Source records

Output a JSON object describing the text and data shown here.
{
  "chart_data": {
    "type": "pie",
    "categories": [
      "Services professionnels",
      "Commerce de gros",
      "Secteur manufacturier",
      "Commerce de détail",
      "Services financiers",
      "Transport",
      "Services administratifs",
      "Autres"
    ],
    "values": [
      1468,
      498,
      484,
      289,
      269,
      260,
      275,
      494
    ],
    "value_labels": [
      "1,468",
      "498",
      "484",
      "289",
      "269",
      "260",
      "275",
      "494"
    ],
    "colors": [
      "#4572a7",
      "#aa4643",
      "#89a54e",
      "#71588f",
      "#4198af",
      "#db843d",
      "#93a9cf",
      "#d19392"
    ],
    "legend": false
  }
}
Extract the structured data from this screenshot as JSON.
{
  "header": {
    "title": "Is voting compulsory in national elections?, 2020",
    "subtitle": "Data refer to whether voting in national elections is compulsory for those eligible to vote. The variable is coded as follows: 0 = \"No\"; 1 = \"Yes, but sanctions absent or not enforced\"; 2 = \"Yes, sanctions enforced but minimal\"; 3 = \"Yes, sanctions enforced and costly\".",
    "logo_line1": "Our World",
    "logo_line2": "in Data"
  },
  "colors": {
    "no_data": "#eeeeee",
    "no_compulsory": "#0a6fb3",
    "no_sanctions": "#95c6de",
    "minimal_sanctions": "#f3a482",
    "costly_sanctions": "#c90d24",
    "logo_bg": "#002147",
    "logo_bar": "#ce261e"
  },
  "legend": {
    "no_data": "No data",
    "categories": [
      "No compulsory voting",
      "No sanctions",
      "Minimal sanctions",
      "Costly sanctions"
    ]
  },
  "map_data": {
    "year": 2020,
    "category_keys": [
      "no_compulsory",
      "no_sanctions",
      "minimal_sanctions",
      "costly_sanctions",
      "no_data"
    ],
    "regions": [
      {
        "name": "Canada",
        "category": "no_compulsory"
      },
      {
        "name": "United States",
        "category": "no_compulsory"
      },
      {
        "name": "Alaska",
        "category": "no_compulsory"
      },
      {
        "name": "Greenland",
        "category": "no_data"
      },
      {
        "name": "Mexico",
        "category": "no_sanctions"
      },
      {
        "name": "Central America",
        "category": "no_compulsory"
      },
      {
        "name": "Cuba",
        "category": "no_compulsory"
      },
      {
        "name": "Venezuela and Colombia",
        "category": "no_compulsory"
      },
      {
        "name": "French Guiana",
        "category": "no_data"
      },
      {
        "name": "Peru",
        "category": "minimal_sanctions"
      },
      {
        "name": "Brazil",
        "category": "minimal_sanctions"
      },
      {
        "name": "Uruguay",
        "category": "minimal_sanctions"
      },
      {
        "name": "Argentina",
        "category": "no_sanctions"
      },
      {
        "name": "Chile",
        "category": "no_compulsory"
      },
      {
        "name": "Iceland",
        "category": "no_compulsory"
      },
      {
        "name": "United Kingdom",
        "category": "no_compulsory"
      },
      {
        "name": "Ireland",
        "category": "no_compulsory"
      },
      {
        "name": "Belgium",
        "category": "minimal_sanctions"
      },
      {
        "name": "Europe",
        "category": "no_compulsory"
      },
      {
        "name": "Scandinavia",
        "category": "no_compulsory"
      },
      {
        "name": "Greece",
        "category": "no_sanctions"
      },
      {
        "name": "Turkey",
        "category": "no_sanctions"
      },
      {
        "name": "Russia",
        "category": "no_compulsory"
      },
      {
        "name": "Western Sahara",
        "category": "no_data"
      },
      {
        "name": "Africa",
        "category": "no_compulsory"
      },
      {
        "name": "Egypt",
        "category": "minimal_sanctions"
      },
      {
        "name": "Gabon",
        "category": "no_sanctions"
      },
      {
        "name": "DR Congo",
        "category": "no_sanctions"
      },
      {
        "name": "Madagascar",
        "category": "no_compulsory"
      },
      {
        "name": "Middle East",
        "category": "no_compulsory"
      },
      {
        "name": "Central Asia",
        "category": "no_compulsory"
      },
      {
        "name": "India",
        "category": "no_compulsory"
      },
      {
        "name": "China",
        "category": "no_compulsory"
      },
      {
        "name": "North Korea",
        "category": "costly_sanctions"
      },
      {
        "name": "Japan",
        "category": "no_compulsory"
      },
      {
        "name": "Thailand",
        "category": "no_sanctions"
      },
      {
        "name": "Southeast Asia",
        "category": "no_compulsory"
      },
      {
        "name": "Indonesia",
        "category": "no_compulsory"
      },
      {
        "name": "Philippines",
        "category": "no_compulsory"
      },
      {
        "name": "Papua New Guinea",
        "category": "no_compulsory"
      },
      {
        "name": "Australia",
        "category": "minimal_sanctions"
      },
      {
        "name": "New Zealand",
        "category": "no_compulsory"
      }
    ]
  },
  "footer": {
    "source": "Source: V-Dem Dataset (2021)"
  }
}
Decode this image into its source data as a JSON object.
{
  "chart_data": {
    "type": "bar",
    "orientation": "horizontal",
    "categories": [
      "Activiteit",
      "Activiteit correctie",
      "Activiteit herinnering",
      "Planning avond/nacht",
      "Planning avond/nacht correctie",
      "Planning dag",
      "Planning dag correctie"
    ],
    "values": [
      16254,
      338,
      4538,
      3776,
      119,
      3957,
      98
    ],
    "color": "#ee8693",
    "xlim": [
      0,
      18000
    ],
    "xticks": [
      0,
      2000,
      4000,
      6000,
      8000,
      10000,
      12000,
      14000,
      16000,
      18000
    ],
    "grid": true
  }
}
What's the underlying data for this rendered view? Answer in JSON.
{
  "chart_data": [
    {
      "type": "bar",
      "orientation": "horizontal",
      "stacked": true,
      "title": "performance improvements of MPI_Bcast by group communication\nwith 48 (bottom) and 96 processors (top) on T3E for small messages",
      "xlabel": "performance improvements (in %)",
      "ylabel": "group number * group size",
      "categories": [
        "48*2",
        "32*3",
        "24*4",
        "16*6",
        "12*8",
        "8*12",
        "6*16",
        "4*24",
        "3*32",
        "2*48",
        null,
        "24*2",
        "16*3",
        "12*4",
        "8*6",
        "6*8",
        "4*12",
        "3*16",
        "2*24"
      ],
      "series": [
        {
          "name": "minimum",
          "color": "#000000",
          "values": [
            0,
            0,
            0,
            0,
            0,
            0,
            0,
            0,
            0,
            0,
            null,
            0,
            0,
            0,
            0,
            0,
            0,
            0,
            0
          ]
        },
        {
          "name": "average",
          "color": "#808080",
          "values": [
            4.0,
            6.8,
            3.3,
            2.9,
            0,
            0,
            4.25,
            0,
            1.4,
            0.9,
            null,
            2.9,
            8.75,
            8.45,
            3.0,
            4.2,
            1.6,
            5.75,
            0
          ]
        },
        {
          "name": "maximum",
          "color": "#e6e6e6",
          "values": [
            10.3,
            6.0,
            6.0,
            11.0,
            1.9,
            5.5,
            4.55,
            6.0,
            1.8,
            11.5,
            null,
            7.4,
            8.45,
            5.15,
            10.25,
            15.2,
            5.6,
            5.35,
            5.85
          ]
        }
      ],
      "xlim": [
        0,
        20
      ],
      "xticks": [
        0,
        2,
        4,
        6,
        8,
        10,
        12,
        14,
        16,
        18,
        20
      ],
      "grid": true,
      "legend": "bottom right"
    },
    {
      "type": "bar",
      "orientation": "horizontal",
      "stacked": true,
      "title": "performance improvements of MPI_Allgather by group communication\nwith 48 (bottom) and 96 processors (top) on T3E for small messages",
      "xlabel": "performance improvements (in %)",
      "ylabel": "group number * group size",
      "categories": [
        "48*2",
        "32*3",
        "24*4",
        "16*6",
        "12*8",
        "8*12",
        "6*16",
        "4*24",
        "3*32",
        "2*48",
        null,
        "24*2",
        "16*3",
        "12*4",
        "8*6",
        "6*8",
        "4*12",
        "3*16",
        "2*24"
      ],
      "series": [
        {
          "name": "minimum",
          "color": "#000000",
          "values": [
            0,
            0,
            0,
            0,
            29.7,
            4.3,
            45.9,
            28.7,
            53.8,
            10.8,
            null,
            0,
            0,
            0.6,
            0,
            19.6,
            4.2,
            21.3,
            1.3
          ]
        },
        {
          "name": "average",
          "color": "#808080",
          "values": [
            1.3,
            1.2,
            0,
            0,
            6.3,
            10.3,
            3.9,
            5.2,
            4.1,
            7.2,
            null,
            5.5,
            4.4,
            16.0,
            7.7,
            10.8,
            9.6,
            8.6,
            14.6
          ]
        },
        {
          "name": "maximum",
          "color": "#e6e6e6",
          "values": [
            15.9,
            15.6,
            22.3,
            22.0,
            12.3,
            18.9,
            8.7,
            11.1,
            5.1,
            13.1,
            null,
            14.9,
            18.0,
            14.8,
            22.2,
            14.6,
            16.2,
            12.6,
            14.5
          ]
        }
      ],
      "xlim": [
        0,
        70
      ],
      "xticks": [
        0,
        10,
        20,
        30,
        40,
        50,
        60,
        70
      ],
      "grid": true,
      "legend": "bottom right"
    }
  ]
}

*STATED EXERCISE*:
Collect the complete line wherever the string "nacht" appears in the records.

*REPLY TO THE TASK*:
      "Planning avond/nacht",
      "Planning avond/nacht correctie",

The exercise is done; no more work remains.